Every line below that mentions the word "normas" should be copied out.
>> start INFORMATION PROVIDED
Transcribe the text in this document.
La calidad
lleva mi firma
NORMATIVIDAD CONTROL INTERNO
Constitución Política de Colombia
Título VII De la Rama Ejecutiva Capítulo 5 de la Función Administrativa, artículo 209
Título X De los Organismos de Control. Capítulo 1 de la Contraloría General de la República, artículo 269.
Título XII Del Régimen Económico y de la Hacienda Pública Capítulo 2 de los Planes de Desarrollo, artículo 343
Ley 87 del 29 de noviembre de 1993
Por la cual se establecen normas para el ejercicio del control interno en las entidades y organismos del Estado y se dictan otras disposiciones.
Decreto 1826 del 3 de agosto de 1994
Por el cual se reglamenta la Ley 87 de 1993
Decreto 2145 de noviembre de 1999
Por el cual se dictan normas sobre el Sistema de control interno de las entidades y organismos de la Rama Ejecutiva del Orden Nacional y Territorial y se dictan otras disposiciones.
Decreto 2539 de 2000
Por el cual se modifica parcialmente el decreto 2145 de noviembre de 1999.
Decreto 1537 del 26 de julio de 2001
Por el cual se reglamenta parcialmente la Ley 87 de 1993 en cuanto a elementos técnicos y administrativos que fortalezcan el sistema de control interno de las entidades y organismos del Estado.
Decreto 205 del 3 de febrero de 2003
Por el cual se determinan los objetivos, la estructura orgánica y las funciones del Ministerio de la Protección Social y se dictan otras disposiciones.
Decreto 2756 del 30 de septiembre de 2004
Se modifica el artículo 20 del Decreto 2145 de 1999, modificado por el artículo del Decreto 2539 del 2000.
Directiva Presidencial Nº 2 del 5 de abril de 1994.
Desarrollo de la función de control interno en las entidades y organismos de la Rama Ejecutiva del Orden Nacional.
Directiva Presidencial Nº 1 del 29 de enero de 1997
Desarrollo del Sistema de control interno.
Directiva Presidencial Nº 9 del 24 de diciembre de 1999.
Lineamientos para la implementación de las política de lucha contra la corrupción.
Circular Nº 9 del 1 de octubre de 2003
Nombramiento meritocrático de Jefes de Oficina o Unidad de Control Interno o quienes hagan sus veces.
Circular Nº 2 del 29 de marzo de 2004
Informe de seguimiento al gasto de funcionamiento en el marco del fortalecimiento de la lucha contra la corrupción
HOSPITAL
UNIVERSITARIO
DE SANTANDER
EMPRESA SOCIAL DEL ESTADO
>> end INFORMATION PROVIDED
* [RESULT OF THE TASK]
Por la cual se establecen normas para el ejercicio del control interno en las entidades y organismos del Estado y se dictan otras disposiciones.
Por el cual se dictan normas sobre el Sistema de control interno de las entidades y organismos de la Rama Ejecutiva del Orden Nacional y Territorial y se dictan otras disposiciones.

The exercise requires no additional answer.